### Directions
Render this sentence from the article on doctors and cannabis legalization in Spanish: "Physicians know a lot about the damage cannabis can do to developing brains, for instance, but don’t know much about prescribing it."

### Text section
=-=-=-=-=

Doctors divided over cannabis legalization as deadline nears
Canadian doctors remain divided about whether recreational cannabis should be legalized, with those opposed holding deep reservations over addiction and mental health, according to a survey of family physicians.
At the cusp of the Oct. 17 deadline for legalization, 47 per cent of general practitioners oppose legalization, 32 per cent support it and 21 per cent remain neutral, according to the survey of 235 family doctors conducted by MD Analytics.
“It’s interesting that (the results were) so polarized,” said Rahim Shah, vice-president of client services at MD Analytics, a medical and pharmaceutical marketing-research firm. “The other interesting thing is that regionally, we didn’t notice any significant differences. That level of support, that level of opposition was relatively consistent across the country.”
And the results appear to mirror the concerns raised by the Canadian Medical Association in recommendations to government related to the legalization of recreational cannabis.
The CMA, in its 2016 submission to the federal task force on legalization, didn’t stake a position on whether or not cannabis should be legalized, but urged that government adopt a “broad, public-health policy” approach, which it has maintained through its January recommendations to Health Canada on implementing Bill C-45.
However, while doctors might be divided on the appropriateness of legalization, they do understand a lot of people are already using cannabis, so their “top priority” should be patient safety, said Dr. Eric Cadesky, president of Doctors of B.C.
Cadesky, a family physician, said a lot of doctors’ concerns come from unknowns. Physicians know a lot about the damage cannabis can do to developing brains, for instance, but don’t know much about prescribing it.
“There are other treatments we know well, are well-studied and we know how to give them,” said Cadesky, who didn’t take part in the survey. “We don’t know that about cannabis.”
And as cannabis becomes more available, Cadesky said doctors need to learn more about the therapeutic benefits of cannabis, as well as its potential harms, including the risks involved with smoking it.

=-=-=-=-=

### Study material

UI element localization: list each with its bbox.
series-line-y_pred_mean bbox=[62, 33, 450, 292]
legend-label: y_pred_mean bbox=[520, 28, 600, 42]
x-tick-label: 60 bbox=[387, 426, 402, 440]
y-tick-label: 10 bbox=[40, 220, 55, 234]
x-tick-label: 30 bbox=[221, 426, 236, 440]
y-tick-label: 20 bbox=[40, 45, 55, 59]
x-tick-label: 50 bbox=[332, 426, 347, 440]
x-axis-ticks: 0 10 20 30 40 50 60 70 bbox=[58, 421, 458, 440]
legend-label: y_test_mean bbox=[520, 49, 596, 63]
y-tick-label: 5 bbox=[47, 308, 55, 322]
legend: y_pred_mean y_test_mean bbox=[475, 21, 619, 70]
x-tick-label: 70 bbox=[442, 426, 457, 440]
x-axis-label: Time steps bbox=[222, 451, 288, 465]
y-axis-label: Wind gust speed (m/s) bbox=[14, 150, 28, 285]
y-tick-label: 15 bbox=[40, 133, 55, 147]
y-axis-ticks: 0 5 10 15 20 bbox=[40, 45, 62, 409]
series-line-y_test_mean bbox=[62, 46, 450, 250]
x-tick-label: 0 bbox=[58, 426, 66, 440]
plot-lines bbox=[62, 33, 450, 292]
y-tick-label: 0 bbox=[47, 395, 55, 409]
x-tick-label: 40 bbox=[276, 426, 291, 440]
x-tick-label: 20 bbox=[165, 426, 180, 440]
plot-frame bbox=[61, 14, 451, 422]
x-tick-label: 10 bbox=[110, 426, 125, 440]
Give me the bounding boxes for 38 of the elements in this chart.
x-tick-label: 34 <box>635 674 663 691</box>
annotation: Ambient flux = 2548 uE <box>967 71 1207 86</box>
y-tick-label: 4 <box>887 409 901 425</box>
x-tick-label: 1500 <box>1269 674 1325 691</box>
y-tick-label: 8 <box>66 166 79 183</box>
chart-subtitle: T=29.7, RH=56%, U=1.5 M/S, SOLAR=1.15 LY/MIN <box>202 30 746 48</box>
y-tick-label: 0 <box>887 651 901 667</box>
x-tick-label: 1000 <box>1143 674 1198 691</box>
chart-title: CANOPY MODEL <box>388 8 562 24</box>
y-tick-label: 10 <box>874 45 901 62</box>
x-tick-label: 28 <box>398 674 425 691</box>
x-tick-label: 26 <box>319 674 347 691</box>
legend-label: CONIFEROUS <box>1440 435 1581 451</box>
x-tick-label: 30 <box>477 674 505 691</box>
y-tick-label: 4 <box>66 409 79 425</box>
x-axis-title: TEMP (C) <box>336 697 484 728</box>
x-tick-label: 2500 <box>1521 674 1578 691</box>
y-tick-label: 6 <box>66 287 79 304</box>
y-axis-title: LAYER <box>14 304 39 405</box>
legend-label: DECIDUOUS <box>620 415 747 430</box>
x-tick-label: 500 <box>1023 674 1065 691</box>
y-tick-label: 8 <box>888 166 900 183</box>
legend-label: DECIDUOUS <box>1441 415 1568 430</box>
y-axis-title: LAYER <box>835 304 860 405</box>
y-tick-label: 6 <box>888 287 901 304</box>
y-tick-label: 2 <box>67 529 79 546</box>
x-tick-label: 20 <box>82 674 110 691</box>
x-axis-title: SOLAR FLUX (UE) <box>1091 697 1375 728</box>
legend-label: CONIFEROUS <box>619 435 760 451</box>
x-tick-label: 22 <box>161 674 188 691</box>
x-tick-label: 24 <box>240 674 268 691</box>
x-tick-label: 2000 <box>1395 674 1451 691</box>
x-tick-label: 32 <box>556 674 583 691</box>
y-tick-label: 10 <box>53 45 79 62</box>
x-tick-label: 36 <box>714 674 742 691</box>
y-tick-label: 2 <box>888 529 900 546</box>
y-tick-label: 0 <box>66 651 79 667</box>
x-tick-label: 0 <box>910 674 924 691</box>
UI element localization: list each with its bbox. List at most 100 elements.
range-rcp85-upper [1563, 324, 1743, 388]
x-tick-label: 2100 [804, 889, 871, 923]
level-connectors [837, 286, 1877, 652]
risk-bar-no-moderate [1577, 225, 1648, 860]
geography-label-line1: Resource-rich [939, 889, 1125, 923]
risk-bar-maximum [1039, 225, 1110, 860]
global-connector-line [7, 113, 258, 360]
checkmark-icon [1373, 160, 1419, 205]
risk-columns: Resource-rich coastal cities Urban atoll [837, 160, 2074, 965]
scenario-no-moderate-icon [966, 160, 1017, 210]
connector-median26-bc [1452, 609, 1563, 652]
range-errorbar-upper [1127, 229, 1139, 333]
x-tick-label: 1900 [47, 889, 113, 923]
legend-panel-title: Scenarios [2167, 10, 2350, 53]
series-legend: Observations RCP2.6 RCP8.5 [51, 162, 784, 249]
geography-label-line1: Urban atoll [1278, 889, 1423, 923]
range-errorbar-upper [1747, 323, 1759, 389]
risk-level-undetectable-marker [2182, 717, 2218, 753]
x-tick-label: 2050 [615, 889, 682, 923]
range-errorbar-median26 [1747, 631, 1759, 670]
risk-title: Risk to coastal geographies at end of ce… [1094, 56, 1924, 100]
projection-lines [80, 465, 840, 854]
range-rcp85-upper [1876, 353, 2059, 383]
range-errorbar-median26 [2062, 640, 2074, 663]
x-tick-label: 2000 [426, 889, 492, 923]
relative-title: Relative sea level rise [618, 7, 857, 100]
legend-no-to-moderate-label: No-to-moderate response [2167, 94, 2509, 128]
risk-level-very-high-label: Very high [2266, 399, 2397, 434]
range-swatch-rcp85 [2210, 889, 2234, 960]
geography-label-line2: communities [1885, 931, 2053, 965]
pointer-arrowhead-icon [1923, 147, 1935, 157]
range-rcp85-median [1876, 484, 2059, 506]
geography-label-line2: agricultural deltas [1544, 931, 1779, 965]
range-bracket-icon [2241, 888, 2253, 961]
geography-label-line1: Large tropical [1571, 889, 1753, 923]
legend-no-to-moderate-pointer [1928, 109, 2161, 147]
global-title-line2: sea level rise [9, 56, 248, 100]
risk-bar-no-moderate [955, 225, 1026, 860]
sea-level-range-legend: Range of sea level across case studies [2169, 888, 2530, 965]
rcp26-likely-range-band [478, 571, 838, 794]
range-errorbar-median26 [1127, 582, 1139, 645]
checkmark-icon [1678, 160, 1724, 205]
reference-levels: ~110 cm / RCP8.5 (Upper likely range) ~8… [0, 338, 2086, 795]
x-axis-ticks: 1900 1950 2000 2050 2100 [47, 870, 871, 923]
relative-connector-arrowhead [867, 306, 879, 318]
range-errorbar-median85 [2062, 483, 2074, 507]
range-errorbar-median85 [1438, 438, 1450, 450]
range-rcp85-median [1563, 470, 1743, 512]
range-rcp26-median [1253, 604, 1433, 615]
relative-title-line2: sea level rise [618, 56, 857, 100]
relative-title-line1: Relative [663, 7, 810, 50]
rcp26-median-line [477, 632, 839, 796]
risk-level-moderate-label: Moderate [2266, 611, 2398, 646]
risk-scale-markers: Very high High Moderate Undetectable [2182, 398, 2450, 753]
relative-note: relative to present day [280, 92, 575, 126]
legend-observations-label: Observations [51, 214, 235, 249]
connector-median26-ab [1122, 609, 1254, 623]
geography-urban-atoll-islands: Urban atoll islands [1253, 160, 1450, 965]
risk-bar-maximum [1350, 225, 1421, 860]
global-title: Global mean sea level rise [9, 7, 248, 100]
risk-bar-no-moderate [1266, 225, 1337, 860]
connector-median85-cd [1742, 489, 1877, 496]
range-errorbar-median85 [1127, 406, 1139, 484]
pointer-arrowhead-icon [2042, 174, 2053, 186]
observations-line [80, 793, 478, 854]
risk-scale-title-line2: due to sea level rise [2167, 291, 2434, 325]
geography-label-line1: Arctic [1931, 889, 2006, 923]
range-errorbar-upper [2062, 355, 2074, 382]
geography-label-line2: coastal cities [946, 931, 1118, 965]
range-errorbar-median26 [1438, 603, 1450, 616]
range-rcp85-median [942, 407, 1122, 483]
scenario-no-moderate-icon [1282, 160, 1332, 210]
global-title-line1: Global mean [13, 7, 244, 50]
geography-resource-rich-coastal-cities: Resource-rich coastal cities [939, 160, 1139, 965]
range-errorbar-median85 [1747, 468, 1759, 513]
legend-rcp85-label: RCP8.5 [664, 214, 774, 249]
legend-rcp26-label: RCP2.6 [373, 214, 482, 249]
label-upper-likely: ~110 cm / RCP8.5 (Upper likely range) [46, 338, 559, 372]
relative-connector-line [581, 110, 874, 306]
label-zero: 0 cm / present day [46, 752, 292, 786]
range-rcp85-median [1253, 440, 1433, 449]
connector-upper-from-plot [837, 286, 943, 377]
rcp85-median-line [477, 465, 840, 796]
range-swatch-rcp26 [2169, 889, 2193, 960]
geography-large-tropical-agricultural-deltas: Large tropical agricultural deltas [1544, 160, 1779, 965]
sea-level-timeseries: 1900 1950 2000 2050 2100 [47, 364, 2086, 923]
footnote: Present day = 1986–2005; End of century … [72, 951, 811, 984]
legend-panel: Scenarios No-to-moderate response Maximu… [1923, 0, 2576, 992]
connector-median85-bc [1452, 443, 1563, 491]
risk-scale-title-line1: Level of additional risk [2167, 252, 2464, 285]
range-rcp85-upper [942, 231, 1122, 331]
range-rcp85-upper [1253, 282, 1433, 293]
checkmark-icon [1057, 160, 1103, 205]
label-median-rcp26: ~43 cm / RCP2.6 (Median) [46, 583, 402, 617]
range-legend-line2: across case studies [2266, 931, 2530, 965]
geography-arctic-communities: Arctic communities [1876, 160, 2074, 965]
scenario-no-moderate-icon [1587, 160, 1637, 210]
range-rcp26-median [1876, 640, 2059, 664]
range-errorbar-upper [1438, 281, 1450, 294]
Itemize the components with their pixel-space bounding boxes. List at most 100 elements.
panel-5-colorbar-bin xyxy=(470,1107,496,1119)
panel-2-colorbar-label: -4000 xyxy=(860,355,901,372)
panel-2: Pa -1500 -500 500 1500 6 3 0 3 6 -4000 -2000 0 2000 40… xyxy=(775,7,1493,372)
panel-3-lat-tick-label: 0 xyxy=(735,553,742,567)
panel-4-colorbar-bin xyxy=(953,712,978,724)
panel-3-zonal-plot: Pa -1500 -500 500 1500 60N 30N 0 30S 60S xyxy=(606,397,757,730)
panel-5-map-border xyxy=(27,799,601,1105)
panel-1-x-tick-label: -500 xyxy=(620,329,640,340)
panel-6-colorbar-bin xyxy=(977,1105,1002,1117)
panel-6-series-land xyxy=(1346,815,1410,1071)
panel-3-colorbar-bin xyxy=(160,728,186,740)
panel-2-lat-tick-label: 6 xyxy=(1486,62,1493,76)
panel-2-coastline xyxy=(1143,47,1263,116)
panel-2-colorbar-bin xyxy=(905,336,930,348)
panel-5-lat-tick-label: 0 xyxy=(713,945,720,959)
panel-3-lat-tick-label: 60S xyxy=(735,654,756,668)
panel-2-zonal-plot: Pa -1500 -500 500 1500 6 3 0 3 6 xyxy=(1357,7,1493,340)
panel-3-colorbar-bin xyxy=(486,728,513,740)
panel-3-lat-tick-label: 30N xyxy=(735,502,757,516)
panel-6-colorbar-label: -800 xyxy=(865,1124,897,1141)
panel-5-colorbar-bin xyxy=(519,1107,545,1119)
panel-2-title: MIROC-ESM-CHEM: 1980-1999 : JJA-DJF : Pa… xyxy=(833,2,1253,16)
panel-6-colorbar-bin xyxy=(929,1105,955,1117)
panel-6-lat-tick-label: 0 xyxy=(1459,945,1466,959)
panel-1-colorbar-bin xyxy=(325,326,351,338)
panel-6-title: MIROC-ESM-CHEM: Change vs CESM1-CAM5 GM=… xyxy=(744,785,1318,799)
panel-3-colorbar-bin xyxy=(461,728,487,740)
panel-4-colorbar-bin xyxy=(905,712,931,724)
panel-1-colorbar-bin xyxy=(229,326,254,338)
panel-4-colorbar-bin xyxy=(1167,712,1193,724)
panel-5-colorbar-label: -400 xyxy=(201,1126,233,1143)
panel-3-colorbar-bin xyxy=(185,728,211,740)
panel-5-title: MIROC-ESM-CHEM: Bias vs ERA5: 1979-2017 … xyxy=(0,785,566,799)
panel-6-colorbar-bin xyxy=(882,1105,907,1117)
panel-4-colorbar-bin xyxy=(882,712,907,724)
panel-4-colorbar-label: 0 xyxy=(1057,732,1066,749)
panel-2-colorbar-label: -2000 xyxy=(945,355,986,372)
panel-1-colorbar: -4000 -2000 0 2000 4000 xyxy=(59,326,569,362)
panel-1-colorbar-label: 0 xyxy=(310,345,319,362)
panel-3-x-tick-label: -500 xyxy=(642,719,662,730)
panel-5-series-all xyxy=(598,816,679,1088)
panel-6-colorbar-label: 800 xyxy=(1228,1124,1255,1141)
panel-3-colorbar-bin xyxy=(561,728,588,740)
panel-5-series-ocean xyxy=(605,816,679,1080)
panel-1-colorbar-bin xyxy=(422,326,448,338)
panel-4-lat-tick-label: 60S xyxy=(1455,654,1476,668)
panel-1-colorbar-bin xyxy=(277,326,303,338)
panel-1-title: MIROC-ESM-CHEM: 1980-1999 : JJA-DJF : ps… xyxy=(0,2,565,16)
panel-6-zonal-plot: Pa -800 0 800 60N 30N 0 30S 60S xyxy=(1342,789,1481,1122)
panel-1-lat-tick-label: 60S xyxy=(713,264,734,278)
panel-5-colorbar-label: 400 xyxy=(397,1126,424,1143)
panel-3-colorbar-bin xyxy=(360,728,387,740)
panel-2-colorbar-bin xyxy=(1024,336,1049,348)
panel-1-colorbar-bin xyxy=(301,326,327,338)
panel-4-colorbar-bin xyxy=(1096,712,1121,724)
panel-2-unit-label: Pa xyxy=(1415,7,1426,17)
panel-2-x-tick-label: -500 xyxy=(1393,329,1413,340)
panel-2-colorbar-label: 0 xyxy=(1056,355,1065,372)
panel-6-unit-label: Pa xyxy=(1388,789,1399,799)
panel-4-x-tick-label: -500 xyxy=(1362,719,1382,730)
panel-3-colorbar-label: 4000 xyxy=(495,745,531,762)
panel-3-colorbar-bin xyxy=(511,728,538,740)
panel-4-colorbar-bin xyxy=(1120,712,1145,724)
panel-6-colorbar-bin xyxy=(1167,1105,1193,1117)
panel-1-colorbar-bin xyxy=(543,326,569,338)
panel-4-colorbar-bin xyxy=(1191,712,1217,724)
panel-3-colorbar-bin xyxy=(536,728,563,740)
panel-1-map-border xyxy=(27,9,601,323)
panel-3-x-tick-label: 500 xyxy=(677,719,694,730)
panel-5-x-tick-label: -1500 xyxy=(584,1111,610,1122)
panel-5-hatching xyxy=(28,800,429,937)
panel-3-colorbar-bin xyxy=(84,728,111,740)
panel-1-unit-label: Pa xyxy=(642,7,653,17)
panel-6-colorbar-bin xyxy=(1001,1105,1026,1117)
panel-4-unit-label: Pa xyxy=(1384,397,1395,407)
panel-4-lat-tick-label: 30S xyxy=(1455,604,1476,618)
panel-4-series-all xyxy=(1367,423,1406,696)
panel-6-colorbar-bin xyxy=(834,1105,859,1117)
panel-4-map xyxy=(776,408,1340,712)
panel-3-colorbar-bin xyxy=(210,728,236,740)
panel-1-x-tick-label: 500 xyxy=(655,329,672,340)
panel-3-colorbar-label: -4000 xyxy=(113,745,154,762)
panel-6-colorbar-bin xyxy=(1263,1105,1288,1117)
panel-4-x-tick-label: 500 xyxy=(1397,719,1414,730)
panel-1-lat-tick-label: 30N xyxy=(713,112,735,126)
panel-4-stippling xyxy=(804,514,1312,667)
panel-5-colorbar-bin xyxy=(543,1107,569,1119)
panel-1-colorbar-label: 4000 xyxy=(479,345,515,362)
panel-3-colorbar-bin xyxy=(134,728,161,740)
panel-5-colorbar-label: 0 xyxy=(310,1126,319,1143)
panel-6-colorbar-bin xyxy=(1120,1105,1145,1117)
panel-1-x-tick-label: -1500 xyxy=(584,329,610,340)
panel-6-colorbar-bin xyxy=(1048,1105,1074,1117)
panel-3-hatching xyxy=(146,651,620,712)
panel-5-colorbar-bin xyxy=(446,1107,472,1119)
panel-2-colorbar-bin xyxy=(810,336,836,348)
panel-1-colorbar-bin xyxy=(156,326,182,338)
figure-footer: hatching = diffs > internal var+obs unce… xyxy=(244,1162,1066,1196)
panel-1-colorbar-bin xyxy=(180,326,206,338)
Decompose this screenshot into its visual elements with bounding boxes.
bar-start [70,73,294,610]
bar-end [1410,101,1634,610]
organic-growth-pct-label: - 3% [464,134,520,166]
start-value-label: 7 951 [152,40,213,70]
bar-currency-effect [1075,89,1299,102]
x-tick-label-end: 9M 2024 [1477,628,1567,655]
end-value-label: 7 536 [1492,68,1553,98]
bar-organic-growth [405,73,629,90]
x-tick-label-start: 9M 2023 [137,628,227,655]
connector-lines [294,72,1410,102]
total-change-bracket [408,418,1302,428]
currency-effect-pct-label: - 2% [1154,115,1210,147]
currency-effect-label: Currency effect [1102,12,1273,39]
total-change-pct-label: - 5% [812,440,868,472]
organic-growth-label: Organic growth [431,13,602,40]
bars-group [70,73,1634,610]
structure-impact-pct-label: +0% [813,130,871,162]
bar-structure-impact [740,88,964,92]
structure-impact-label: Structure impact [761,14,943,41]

=-=-=-=-=

### Task answer
Los médicos saben mucho sobre el daño que el cannabis puede causar en los cerebros en desarrollo, por ejemplo, pero no saben mucho sobre cómo recetarlo.